## DIRECTIONS
Using the records below, locate all lines containing "TradingView" and return them.

--- start INPUT ROWS ---

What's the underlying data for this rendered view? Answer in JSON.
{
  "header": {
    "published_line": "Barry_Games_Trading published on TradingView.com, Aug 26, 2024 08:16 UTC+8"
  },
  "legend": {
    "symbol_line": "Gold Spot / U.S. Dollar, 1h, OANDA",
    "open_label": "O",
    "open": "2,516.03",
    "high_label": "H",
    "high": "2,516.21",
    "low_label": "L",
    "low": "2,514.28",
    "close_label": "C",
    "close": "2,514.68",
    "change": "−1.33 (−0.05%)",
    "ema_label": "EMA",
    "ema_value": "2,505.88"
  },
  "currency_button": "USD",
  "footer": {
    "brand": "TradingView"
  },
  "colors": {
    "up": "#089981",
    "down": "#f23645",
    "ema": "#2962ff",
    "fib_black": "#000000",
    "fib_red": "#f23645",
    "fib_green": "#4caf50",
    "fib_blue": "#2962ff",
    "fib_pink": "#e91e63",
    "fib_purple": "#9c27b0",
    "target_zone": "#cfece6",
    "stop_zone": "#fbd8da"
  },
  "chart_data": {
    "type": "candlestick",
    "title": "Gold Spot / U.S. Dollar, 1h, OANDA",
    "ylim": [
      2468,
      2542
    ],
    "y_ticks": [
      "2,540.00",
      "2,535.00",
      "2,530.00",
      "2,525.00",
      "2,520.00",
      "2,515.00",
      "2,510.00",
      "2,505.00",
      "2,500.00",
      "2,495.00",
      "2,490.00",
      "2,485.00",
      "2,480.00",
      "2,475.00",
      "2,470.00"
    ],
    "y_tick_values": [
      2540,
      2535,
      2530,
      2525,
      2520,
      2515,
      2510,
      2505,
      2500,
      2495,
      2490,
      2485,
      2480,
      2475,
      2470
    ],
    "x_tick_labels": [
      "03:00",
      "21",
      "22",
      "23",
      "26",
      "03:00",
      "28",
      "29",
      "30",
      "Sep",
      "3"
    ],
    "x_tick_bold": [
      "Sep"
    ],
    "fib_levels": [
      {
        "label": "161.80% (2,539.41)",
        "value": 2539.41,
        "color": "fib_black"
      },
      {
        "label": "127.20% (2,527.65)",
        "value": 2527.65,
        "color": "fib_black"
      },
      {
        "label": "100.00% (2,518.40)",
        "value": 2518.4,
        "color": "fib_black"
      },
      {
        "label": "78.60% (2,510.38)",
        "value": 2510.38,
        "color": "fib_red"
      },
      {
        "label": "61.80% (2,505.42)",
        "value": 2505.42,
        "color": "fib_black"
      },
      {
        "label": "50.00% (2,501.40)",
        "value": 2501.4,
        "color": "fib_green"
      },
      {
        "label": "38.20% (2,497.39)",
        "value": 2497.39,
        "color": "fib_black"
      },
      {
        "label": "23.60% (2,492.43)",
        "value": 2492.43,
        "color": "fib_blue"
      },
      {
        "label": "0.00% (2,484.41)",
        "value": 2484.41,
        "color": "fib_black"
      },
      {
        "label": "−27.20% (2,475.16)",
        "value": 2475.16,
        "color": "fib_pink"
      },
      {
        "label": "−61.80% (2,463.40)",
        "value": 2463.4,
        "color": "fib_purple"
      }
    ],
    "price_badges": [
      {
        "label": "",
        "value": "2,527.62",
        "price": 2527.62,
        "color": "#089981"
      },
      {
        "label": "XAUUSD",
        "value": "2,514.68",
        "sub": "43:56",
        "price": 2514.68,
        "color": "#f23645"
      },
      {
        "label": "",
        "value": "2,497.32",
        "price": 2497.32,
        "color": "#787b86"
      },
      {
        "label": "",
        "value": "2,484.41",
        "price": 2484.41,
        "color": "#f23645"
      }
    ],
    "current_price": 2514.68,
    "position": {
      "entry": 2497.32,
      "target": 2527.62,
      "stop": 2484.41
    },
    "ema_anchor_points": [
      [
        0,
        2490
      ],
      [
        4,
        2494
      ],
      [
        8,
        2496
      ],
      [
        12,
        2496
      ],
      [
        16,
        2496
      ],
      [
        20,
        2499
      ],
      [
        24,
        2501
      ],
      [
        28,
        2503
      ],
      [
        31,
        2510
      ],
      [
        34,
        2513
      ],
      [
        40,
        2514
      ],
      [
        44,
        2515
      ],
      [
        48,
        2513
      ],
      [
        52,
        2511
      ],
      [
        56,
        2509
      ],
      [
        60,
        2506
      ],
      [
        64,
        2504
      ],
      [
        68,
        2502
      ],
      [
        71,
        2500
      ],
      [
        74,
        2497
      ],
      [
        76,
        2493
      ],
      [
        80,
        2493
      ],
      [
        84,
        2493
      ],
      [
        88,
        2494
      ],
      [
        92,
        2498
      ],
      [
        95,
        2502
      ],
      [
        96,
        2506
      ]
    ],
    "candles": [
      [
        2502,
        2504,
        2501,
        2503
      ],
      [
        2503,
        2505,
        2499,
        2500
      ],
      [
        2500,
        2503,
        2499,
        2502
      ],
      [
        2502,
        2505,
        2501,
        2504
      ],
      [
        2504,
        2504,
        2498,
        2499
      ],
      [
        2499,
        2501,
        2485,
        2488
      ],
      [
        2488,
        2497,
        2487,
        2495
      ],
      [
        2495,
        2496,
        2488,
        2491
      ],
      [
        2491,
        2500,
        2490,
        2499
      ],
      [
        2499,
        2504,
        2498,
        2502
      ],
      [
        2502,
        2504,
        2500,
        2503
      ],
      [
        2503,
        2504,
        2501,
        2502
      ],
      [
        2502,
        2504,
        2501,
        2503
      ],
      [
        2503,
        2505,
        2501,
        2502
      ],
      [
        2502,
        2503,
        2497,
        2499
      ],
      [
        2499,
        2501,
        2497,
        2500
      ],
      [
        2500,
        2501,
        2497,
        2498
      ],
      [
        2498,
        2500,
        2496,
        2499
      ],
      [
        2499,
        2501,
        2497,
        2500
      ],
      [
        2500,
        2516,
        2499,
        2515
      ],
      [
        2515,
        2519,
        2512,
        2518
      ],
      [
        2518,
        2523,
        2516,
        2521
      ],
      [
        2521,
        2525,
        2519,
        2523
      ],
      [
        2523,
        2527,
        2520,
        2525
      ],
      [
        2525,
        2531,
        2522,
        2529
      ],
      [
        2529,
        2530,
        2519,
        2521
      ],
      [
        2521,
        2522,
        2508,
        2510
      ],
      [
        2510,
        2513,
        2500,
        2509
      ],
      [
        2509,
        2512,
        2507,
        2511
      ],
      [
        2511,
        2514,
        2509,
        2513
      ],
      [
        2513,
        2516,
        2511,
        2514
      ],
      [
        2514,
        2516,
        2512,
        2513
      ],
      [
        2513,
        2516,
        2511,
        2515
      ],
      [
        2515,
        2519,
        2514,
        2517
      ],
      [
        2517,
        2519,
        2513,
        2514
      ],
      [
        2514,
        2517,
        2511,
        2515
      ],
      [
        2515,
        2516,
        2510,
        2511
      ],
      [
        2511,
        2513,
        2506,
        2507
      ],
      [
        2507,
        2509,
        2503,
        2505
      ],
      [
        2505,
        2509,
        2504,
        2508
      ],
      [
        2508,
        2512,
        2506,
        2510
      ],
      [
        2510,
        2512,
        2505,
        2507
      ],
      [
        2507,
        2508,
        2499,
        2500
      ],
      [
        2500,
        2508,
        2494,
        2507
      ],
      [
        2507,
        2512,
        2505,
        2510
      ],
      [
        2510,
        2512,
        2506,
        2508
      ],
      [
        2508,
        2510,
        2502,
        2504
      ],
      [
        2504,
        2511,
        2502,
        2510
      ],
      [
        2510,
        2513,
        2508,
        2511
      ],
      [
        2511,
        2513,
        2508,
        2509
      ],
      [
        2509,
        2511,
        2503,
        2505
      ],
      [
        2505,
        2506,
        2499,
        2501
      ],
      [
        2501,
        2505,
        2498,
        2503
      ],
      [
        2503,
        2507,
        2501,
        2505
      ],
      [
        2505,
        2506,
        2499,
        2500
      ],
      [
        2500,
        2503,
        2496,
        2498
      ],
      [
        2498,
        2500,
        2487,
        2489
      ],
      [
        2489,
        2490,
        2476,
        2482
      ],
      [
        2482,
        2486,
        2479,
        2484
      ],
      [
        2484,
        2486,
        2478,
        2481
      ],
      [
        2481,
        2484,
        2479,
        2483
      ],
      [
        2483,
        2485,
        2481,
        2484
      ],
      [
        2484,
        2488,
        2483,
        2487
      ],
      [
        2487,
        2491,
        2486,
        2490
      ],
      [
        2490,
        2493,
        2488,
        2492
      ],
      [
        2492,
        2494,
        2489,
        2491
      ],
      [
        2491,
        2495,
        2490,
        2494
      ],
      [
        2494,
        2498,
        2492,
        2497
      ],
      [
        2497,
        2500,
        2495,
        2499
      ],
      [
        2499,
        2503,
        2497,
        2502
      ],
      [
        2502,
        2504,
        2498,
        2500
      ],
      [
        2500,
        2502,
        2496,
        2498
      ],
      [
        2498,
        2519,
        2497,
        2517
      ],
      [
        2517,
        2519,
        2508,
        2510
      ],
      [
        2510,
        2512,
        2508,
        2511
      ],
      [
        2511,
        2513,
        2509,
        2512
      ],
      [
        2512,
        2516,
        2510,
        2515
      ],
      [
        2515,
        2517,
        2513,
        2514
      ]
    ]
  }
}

--- end INPUT ROWS ---

## RESULT OF THIS TASK
    "published_line": "Barry_Games_Trading published on TradingView.com, Aug 26, 2024 08:16 UTC+8"
    "brand": "TradingView"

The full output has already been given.